* _Saved entries_:

## Start

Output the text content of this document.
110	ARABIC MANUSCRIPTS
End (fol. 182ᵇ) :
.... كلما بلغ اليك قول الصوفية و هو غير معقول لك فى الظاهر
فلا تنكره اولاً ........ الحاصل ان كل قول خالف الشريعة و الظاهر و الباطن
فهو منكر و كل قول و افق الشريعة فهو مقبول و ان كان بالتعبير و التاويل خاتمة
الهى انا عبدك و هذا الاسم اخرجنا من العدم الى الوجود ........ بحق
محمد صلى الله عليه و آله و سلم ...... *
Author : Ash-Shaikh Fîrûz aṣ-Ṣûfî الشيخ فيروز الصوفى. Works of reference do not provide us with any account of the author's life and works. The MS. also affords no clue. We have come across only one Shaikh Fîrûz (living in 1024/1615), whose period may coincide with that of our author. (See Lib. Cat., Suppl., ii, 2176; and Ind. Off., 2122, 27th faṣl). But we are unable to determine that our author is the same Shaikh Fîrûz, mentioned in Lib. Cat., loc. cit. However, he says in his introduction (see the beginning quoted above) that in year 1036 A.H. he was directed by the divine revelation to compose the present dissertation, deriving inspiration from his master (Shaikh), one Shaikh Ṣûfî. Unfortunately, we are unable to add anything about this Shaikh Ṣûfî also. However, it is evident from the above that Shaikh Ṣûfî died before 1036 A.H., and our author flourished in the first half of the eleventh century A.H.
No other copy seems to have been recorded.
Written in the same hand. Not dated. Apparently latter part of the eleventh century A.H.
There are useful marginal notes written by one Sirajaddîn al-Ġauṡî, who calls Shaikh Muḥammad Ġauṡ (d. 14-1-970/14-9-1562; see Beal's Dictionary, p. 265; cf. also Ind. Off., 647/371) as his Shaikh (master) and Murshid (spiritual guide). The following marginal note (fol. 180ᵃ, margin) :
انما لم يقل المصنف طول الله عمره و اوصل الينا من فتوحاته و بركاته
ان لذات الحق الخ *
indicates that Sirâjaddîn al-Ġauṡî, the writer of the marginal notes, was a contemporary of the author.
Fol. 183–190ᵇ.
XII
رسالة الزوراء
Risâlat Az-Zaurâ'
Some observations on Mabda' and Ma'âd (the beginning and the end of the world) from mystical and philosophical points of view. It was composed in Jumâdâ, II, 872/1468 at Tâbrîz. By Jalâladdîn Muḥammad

## End

* _DESCRIPTION OF THE TASK_: Out of the material above, select every line that holds the string "الشريعة".

* _RESULT FOR THIS TASK_:
فلا تنكره اولاً ........ الحاصل ان كل قول خالف الشريعة و الظاهر و الباطن
فهو منكر و كل قول و افق الشريعة فهو مقبول و ان كان بالتعبير و التاويل خاتمة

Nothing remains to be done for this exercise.